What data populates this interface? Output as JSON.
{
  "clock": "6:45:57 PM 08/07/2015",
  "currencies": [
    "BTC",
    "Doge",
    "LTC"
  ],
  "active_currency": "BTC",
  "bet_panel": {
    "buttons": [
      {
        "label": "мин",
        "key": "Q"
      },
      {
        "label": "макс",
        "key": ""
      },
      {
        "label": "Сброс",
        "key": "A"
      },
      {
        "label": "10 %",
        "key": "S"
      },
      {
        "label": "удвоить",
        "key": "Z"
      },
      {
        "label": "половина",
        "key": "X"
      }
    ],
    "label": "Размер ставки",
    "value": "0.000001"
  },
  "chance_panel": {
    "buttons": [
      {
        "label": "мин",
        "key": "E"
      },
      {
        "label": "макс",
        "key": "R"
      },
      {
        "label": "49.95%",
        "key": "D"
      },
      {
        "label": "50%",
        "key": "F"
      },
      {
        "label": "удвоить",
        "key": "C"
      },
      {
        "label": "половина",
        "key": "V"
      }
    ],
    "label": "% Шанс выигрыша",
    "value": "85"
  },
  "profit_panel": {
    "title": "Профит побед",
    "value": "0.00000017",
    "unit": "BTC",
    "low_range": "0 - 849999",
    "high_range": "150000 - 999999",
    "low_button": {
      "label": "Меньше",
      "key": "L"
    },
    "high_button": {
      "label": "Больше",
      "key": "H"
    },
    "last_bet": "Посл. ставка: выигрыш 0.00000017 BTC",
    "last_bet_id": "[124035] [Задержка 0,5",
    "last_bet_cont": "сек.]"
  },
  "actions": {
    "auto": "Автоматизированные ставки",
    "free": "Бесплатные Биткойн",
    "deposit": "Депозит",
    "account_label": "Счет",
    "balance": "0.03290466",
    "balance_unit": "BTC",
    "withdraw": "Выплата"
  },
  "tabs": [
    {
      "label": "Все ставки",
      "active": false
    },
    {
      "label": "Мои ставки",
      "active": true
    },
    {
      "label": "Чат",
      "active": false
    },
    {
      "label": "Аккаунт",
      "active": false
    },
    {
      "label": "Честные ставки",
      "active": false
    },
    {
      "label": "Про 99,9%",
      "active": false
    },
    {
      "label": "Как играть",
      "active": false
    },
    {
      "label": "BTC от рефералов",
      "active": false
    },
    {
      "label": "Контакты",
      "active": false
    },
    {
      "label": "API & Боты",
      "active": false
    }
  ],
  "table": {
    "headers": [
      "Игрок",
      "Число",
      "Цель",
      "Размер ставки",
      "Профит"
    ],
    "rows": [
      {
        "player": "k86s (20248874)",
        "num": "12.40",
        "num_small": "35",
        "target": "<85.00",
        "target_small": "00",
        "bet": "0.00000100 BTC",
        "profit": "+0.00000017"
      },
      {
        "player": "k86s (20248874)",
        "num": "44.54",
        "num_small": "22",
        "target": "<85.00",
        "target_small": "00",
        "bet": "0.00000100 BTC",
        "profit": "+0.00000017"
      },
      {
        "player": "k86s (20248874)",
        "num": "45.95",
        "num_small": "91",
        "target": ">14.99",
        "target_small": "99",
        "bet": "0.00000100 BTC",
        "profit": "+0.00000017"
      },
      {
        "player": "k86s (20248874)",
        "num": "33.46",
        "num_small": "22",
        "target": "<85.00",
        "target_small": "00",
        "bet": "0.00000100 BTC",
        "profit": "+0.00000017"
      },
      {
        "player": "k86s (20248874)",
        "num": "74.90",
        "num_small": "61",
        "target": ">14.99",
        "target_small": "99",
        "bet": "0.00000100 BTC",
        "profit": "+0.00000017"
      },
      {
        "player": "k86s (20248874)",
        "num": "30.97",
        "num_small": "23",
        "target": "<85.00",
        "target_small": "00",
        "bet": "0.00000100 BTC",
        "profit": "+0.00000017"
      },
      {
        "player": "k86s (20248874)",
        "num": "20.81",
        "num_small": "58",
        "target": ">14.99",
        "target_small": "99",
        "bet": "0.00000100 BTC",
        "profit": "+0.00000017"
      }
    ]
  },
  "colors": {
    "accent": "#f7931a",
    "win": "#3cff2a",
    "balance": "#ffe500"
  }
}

WHAT YOU HAVE TO DO
Respond with the number of lines containing "value" and no additional words.

RIGHT ANSWER
3